• **SHORT EXERCISE**
All of the material should be reproduced exactly, with pictures left out.

----------------

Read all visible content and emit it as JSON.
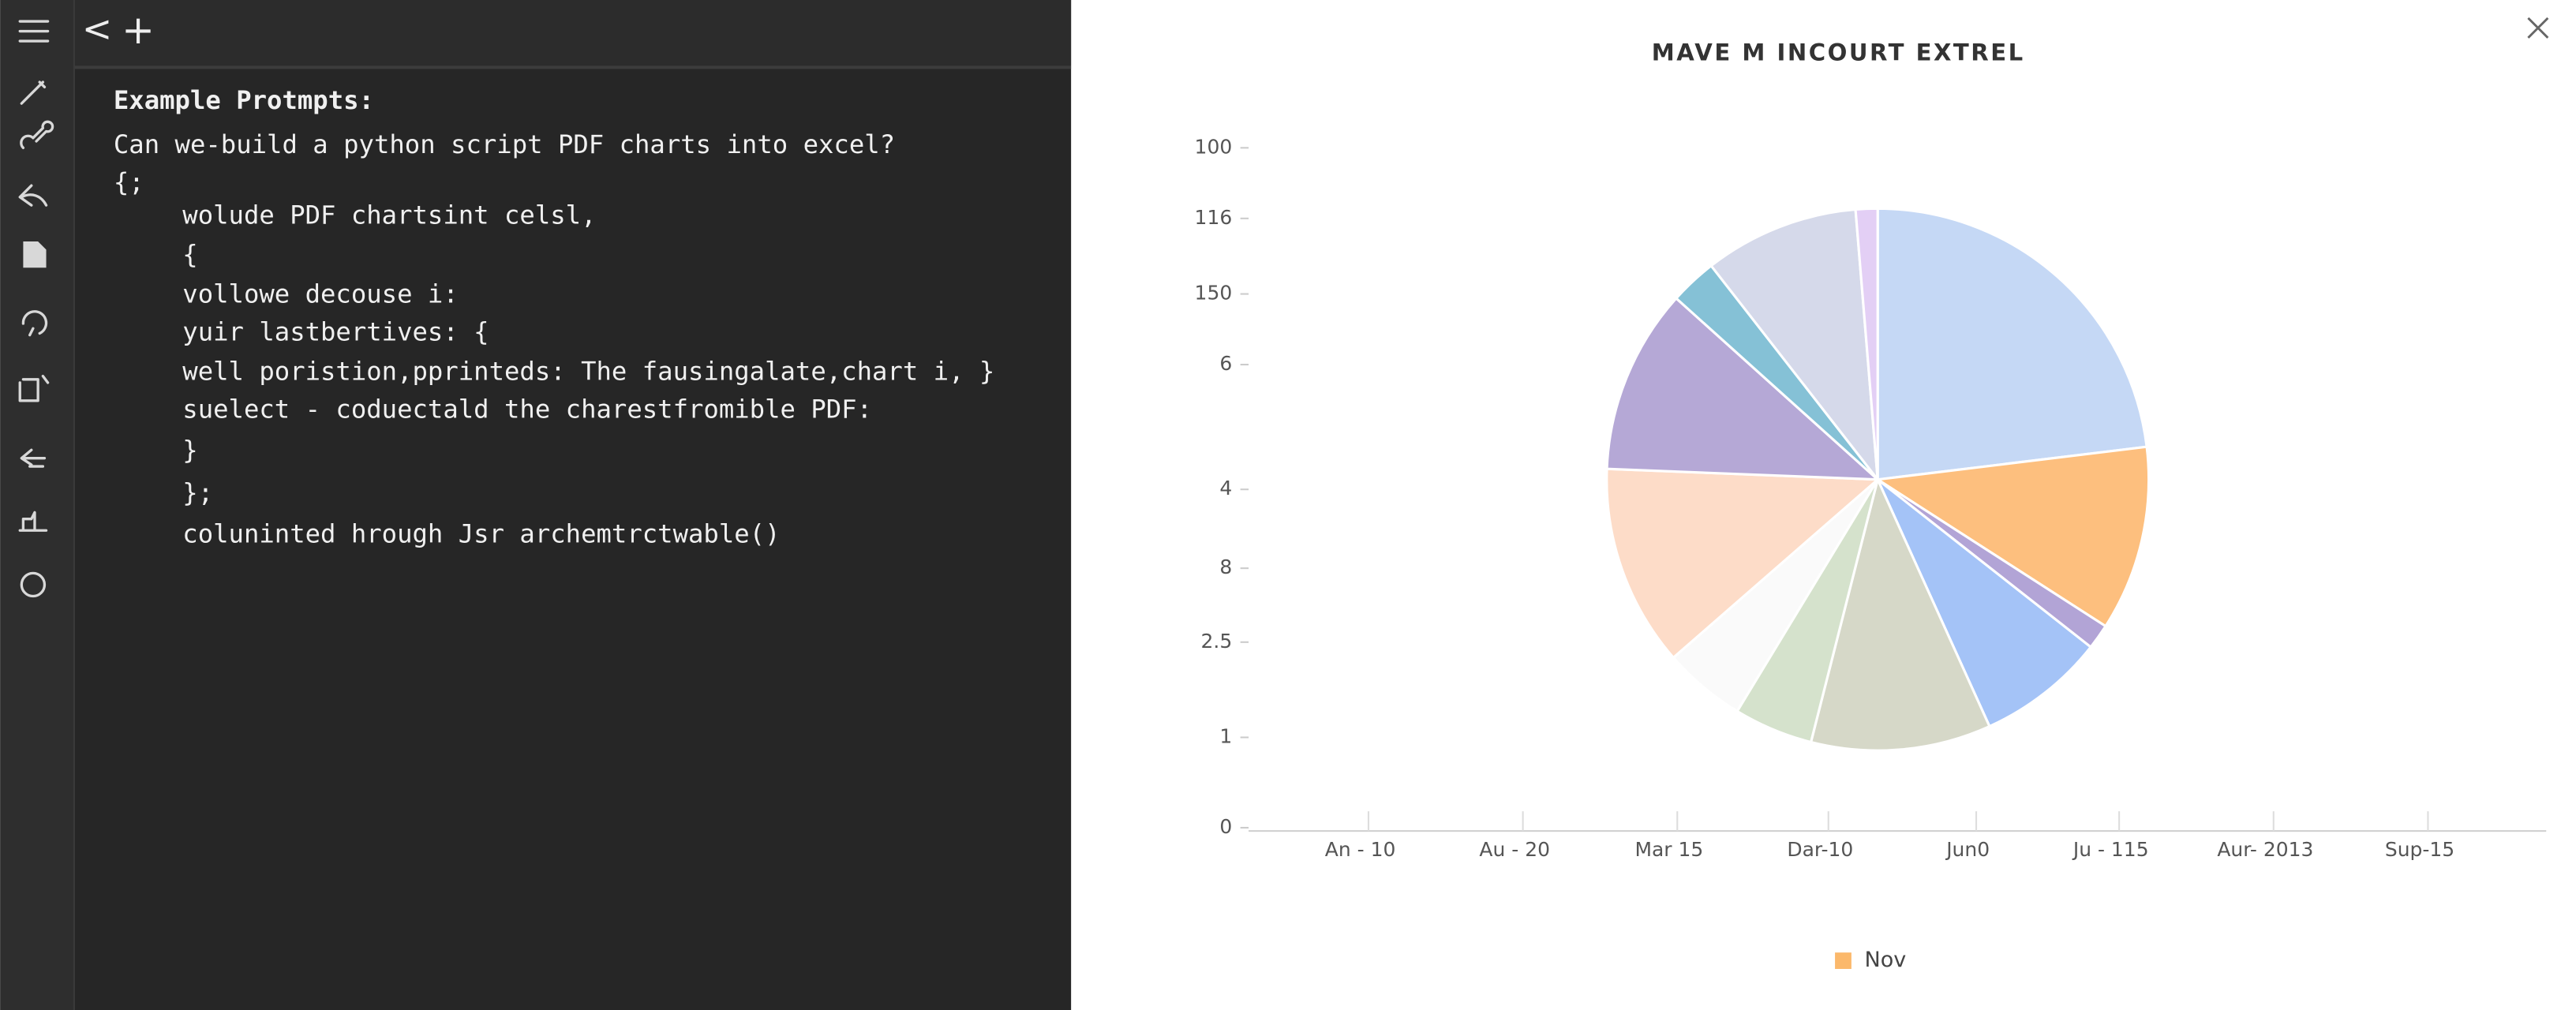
{
  "top_bar": {
    "back": "<",
    "new": "+"
  },
  "editor": {
    "heading": "Example Protmpts:",
    "lines": [
      "Can we-build a python script PDF charts into excel?",
      "{;",
      "wolude PDF chartsint celsl,",
      "{",
      "vollowe decouse i:",
      "yuir lastbertives: {",
      "well poristion,pprinteds: The fausingalate,chart i, }",
      "suelect - coduectald the charestfromible PDF:",
      "}",
      "};",
      "coluninted hrough Jsr archemtrctwable()"
    ]
  },
  "chart_data": {
    "type": "pie",
    "title": "MAVE M INCOURT EXTREL",
    "values": [
      23,
      11,
      1.5,
      7.6,
      10.7,
      4.7,
      4.9,
      12,
      11,
      2.8,
      9.2,
      1.3
    ],
    "colors": [
      "#c5d8f5",
      "#fdbf7e",
      "#b2a4d6",
      "#a4c3f7",
      "#d6d8c8",
      "#d5e2cc",
      "#fafafa",
      "#fddcc8",
      "#b5a8d6",
      "#85c1d6",
      "#d5d9ea",
      "#e3cff5"
    ],
    "y_axis_labels": [
      100,
      116,
      150,
      6,
      4,
      8,
      2.5,
      1,
      0
    ],
    "x_axis_labels": [
      "An - 10",
      "Au - 20",
      "Mar 15",
      "Dar-10",
      "Jun0",
      "Ju - 115",
      "Aur- 2013",
      "Sup-15"
    ],
    "legend": {
      "label": "Nov",
      "color": "#fbb86b"
    }
  }
}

----------------

• **EXERCISE RESPONSE**
Read all visible content and emit it as JSON.
{
  "top_bar": {
    "back": "<",
    "new": "+"
  },
  "editor": {
    "heading": "Example Protmpts:",
    "lines": [
      "Can we-build a python script PDF charts into excel?",
      "{;",
      "wolude PDF chartsint celsl,",
      "{",
      "vollowe decouse i:",
      "yuir lastbertives: {",
      "well poristion,pprinteds: The fausingalate,chart i, }",
      "suelect - coduectald the charestfromible PDF:",
      "}",
      "};",
      "coluninted hrough Jsr archemtrctwable()"
    ]
  },
  "chart_data": {
    "type": "pie",
    "title": "MAVE M INCOURT EXTREL",
    "values": [
      23,
      11,
      1.5,
      7.6,
      10.7,
      4.7,
      4.9,
      12,
      11,
      2.8,
      9.2,
      1.3
    ],
    "colors": [
      "#c5d8f5",
      "#fdbf7e",
      "#b2a4d6",
      "#a4c3f7",
      "#d6d8c8",
      "#d5e2cc",
      "#fafafa",
      "#fddcc8",
      "#b5a8d6",
      "#85c1d6",
      "#d5d9ea",
      "#e3cff5"
    ],
    "y_axis_labels": [
      100,
      116,
      150,
      6,
      4,
      8,
      2.5,
      1,
      0
    ],
    "x_axis_labels": [
      "An - 10",
      "Au - 20",
      "Mar 15",
      "Dar-10",
      "Jun0",
      "Ju - 115",
      "Aur- 2013",
      "Sup-15"
    ],
    "legend": {
      "label": "Nov",
      "color": "#fbb86b"
    }
  }
}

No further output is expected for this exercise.